Show only lines that include "zaťaženia".

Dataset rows
----

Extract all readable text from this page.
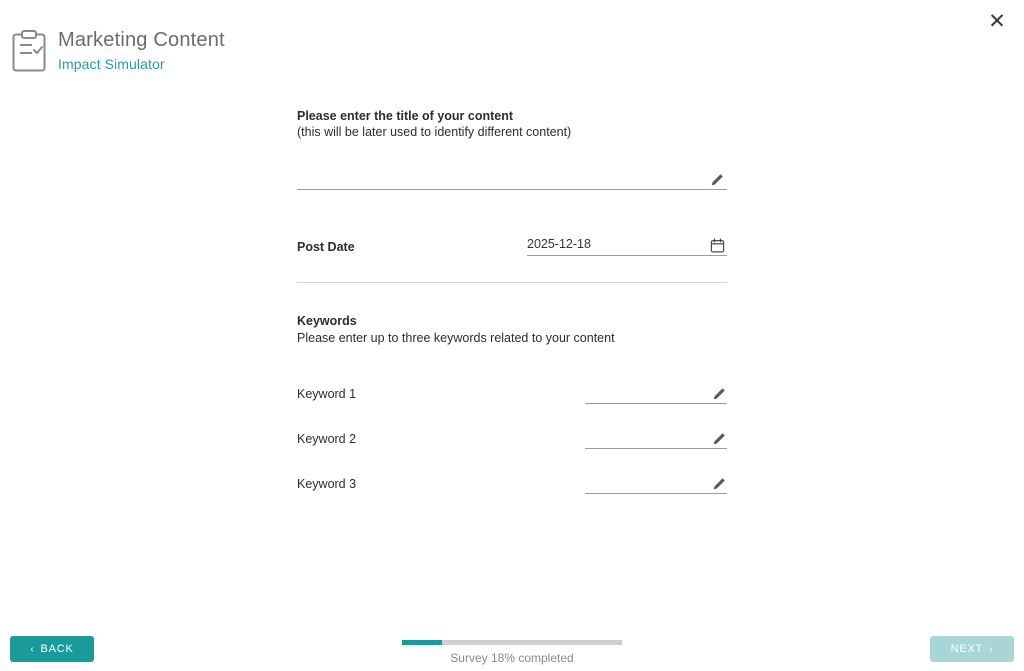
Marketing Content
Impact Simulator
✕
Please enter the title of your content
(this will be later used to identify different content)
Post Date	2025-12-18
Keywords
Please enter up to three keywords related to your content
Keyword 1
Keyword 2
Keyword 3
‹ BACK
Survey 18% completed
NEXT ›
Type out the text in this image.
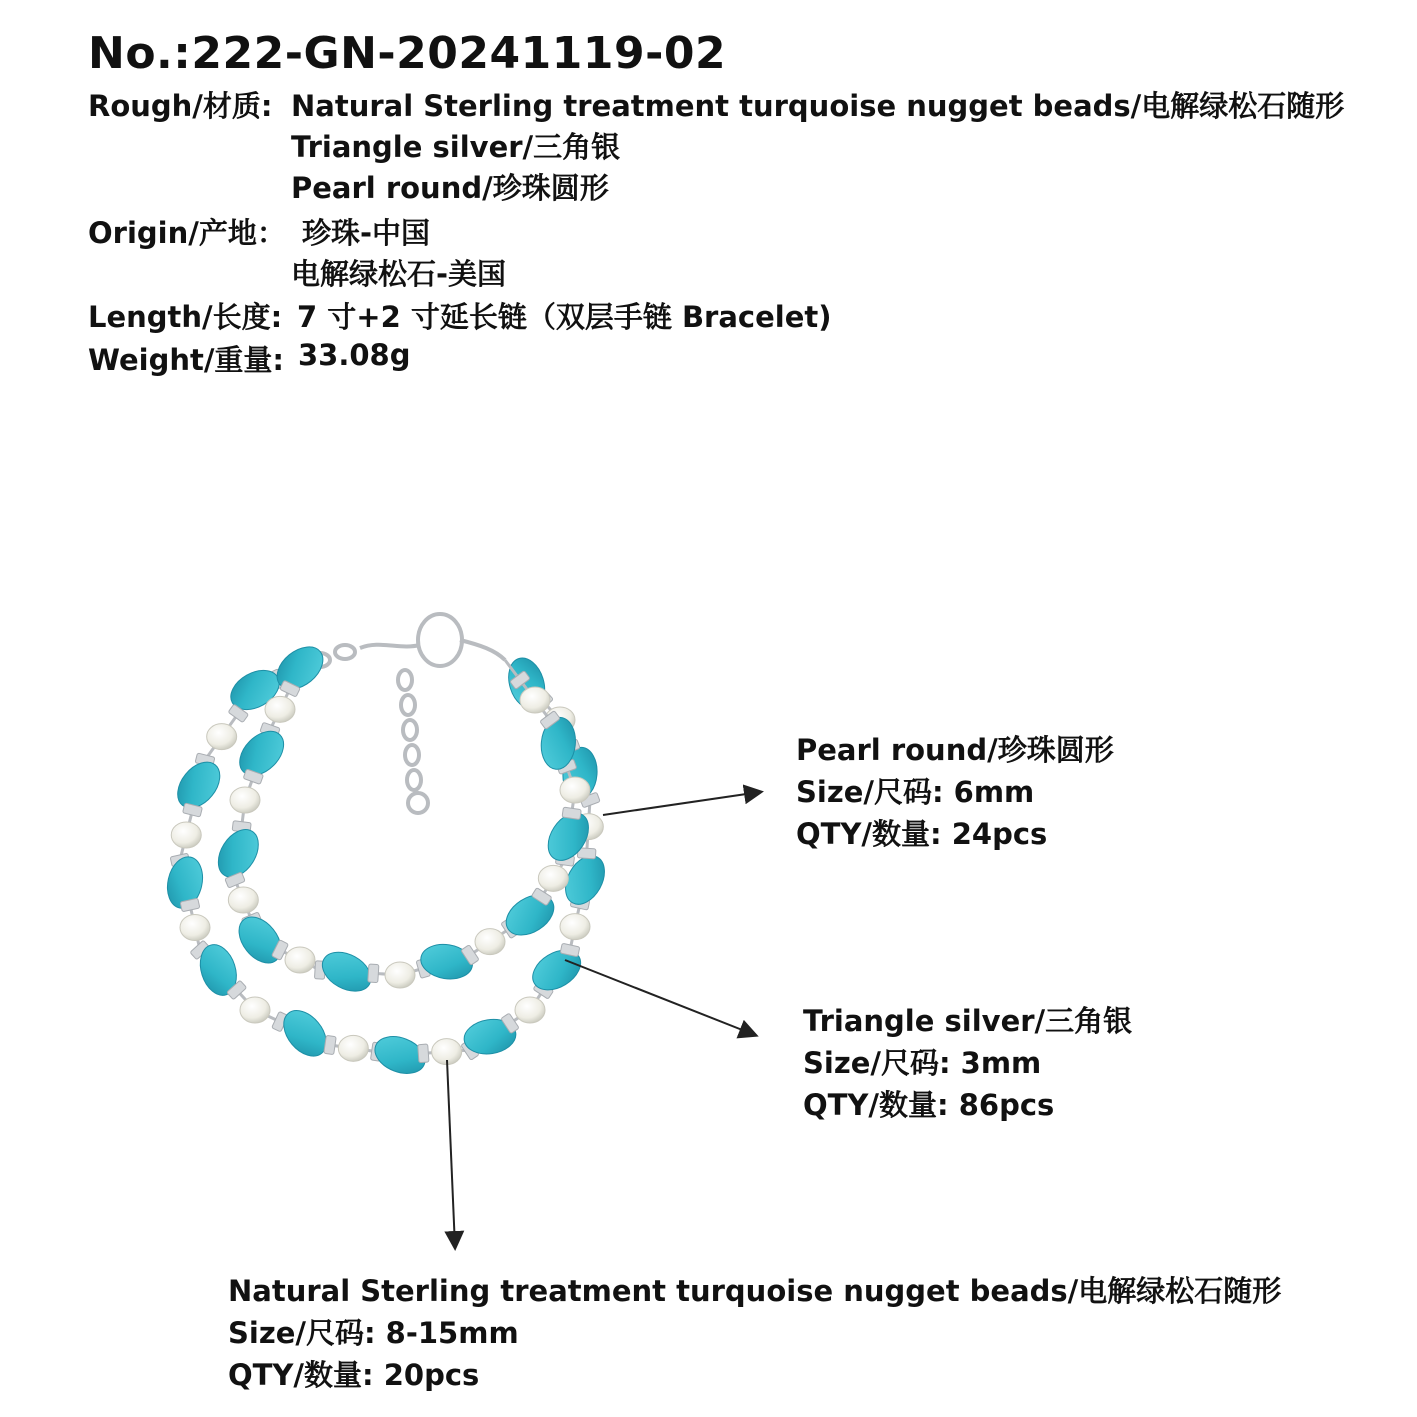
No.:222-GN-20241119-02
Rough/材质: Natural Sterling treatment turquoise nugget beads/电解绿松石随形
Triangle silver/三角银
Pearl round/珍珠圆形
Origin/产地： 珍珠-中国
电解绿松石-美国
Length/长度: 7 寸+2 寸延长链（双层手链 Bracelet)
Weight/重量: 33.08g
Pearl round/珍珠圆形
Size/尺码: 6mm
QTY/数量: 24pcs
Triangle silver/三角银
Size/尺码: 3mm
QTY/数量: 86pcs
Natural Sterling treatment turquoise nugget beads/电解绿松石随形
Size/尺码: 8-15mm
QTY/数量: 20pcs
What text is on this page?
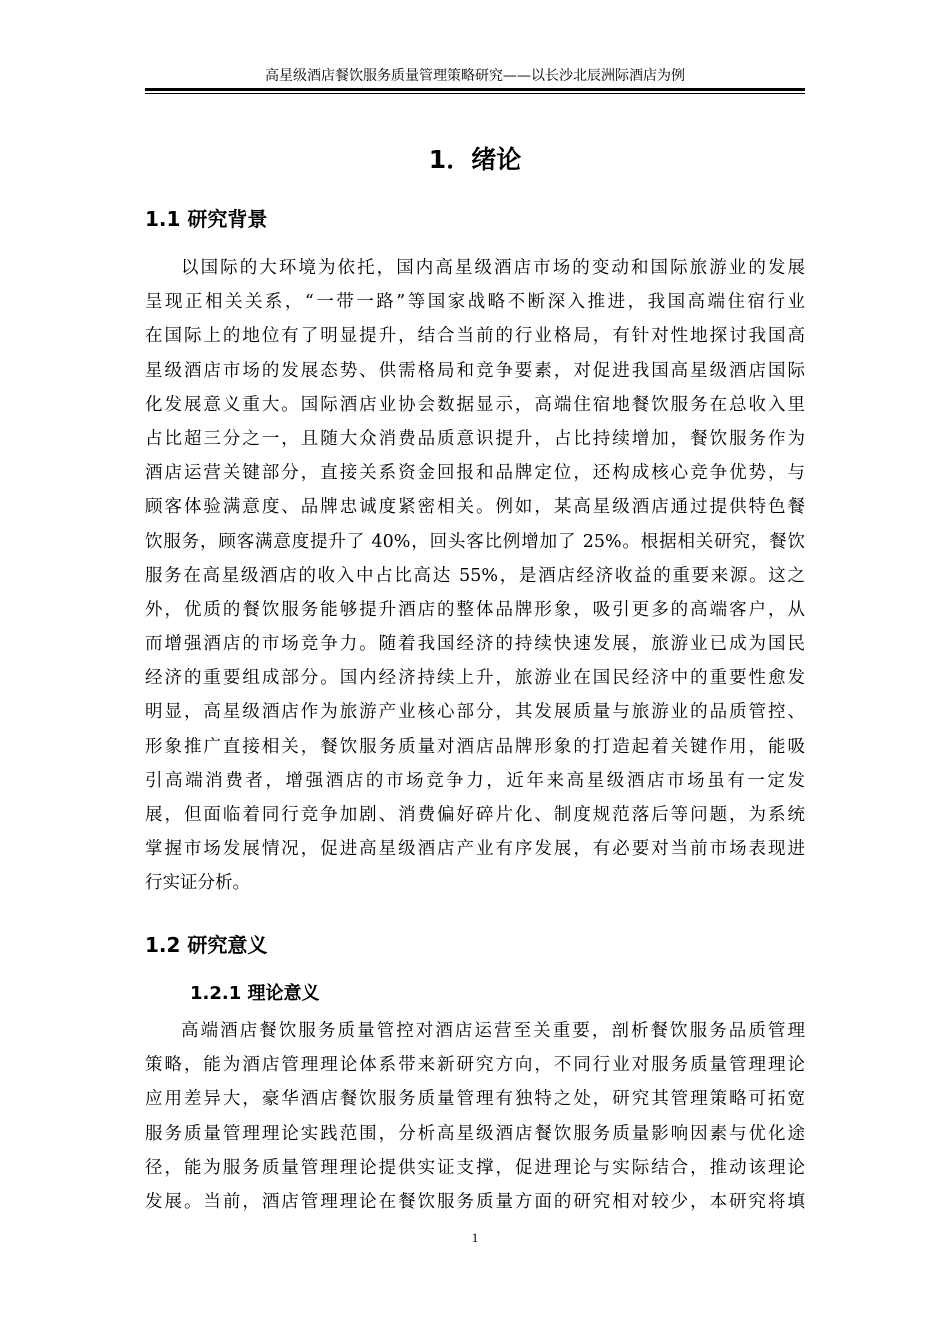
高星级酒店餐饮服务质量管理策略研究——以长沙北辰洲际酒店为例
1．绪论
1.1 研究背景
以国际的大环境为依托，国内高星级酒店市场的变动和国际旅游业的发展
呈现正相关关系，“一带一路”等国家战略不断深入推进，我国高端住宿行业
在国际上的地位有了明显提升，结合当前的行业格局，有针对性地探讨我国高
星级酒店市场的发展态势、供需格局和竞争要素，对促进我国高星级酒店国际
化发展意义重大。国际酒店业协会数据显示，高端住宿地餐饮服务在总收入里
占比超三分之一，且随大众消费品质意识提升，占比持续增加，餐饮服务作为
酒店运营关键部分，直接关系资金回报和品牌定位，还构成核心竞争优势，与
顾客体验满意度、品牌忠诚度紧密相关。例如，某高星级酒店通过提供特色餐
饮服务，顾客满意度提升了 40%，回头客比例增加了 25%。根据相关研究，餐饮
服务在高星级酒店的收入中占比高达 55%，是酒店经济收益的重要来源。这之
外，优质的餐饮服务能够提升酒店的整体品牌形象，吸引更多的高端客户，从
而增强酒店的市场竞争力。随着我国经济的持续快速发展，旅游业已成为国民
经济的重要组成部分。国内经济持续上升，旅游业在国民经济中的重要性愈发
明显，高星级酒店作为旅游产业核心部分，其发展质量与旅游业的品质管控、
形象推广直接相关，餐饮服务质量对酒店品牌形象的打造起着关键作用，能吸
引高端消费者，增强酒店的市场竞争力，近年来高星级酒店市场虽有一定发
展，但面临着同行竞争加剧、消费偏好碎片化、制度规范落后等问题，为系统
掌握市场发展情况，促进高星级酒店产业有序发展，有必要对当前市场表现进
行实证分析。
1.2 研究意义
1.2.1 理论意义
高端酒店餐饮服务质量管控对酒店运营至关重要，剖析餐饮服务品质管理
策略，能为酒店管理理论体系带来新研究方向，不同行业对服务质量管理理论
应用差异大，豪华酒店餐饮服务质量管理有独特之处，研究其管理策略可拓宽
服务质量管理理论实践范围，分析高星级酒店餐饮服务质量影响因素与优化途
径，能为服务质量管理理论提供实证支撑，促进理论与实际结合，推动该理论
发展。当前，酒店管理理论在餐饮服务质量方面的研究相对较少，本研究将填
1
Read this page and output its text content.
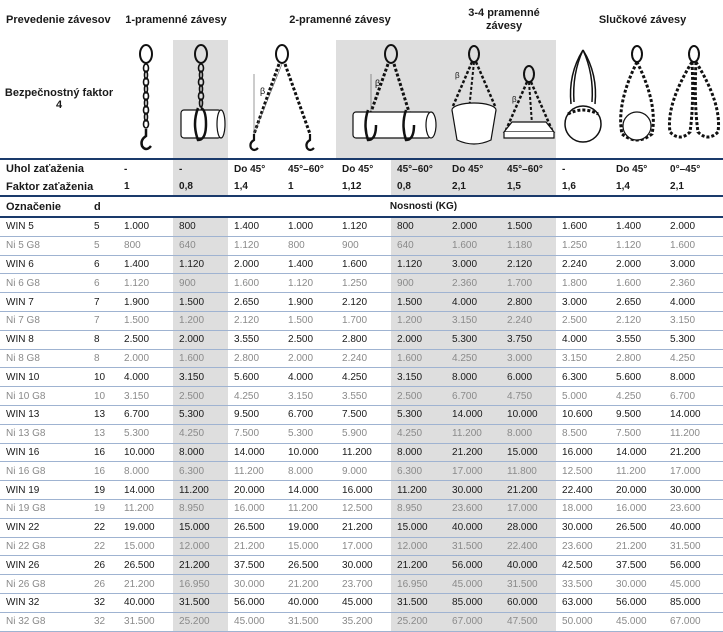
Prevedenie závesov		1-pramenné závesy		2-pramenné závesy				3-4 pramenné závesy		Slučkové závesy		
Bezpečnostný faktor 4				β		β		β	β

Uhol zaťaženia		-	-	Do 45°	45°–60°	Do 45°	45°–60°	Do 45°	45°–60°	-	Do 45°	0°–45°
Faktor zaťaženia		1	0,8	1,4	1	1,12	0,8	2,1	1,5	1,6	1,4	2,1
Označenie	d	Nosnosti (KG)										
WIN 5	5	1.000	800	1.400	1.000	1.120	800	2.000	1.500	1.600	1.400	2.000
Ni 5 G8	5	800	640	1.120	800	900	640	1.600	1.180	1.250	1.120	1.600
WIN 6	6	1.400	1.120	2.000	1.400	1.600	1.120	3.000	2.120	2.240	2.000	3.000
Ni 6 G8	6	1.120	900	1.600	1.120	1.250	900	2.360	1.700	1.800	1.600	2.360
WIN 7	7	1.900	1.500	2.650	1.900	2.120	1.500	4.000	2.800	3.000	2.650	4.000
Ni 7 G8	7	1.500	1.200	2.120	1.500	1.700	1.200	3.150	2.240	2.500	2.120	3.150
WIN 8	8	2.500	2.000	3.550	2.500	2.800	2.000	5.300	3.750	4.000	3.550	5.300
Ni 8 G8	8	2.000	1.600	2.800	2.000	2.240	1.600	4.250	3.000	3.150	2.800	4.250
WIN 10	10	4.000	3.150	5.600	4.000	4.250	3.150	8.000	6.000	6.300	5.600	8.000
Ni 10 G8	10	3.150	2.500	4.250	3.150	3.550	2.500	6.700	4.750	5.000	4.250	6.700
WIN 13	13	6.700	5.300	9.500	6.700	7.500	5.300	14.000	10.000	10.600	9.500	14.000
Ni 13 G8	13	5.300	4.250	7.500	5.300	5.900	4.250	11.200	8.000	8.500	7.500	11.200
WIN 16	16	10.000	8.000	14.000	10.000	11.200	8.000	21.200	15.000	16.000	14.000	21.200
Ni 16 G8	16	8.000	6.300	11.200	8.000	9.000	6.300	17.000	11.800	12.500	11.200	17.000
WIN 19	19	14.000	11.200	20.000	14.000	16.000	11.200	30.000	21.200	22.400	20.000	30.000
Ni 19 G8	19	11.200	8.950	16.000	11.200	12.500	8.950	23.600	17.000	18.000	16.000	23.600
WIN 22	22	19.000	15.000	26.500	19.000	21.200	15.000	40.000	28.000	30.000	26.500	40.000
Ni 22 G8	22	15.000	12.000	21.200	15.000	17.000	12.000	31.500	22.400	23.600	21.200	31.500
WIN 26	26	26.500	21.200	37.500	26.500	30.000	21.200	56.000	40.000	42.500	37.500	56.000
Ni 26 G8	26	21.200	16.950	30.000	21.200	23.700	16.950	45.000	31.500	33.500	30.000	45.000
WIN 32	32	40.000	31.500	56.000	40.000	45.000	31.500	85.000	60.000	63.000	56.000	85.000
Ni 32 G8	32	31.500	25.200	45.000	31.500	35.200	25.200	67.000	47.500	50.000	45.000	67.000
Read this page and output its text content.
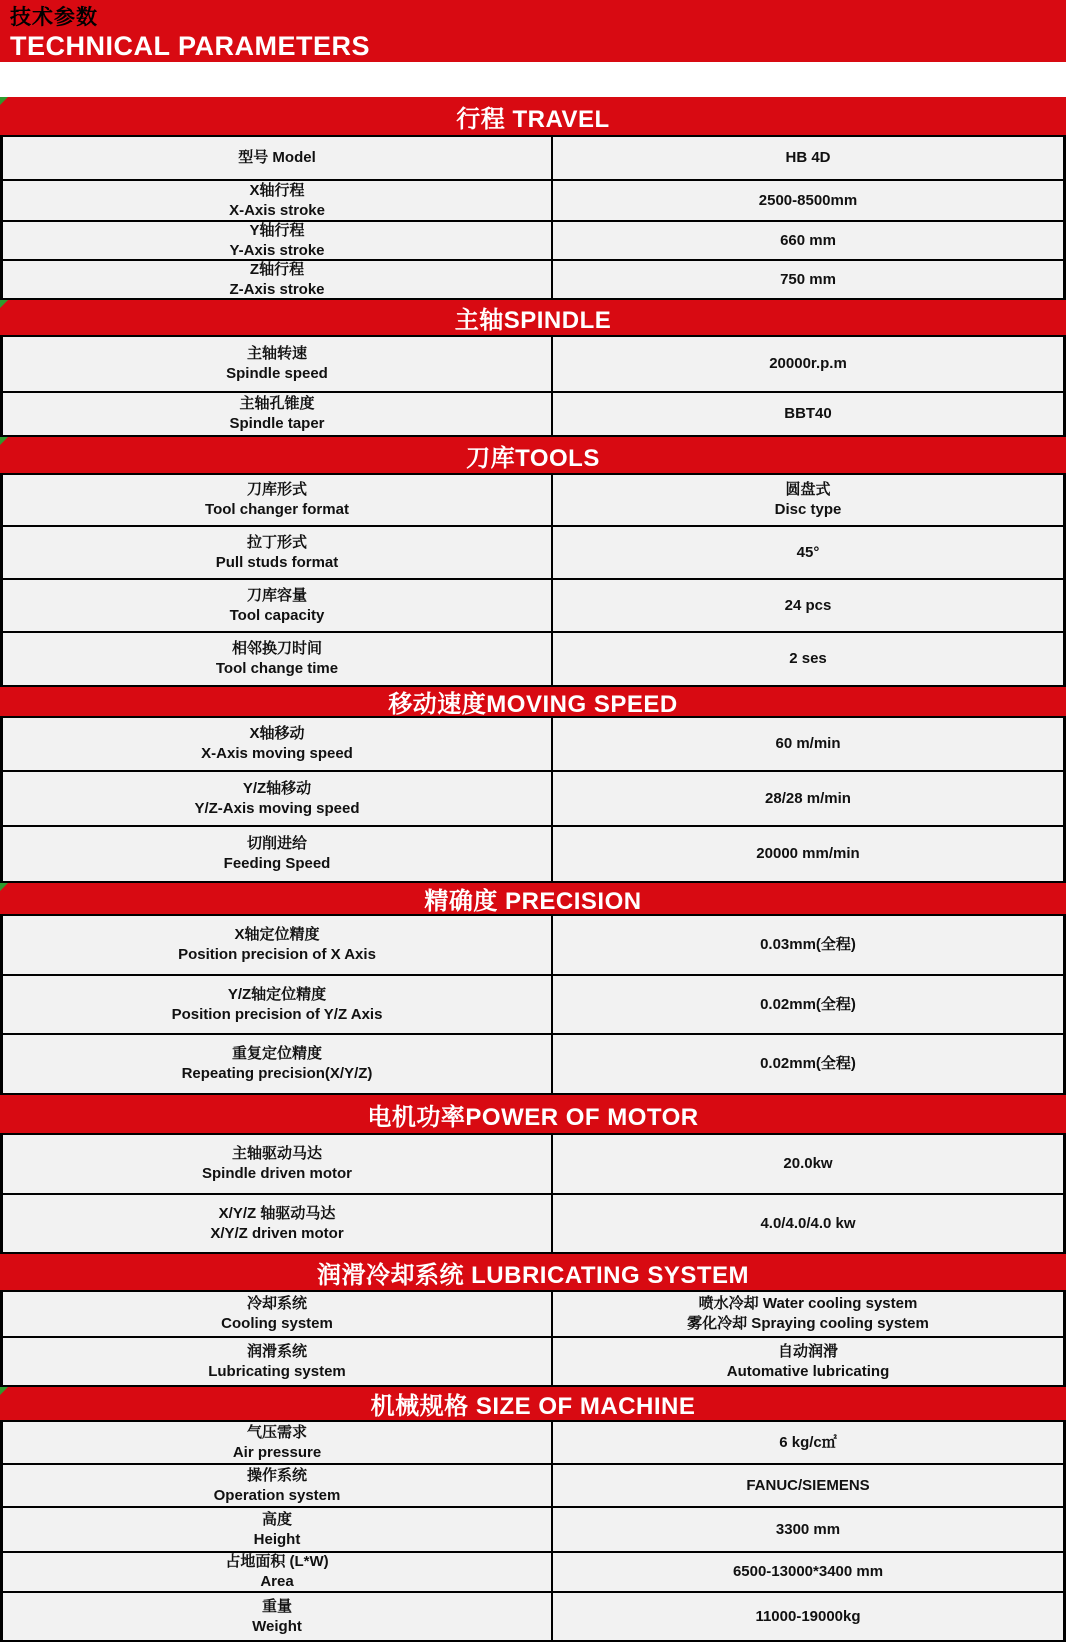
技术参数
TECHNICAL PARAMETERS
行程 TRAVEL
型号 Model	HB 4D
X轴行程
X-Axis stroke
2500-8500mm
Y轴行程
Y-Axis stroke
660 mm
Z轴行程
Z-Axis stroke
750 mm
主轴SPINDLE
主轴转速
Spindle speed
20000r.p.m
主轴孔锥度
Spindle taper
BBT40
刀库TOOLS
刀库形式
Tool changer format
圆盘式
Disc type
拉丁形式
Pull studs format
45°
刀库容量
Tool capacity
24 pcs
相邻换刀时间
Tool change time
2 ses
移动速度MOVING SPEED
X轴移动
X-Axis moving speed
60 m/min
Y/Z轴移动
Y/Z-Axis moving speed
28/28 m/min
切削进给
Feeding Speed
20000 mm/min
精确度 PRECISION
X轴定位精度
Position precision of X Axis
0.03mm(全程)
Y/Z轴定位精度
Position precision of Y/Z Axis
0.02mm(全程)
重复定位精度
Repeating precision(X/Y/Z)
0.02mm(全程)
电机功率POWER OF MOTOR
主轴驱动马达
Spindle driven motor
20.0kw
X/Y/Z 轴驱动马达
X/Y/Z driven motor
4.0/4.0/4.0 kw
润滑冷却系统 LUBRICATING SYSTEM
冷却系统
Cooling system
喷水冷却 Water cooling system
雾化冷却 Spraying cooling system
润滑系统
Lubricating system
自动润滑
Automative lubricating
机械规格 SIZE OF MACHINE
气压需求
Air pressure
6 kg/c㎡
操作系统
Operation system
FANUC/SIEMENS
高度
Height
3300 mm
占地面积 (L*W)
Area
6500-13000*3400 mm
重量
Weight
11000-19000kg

----

_EXPECTED ANSWER_.
Uhol zaťaženia		-	-	Do 45°	45°–60°	Do 45°	45°–60°	Do 45°	45°–60°	-	Do 45°	0°–45°
Faktor zaťaženia		1	0,8	1,4	1	1,12	0,8	2,1	1,5	1,6	1,4	2,1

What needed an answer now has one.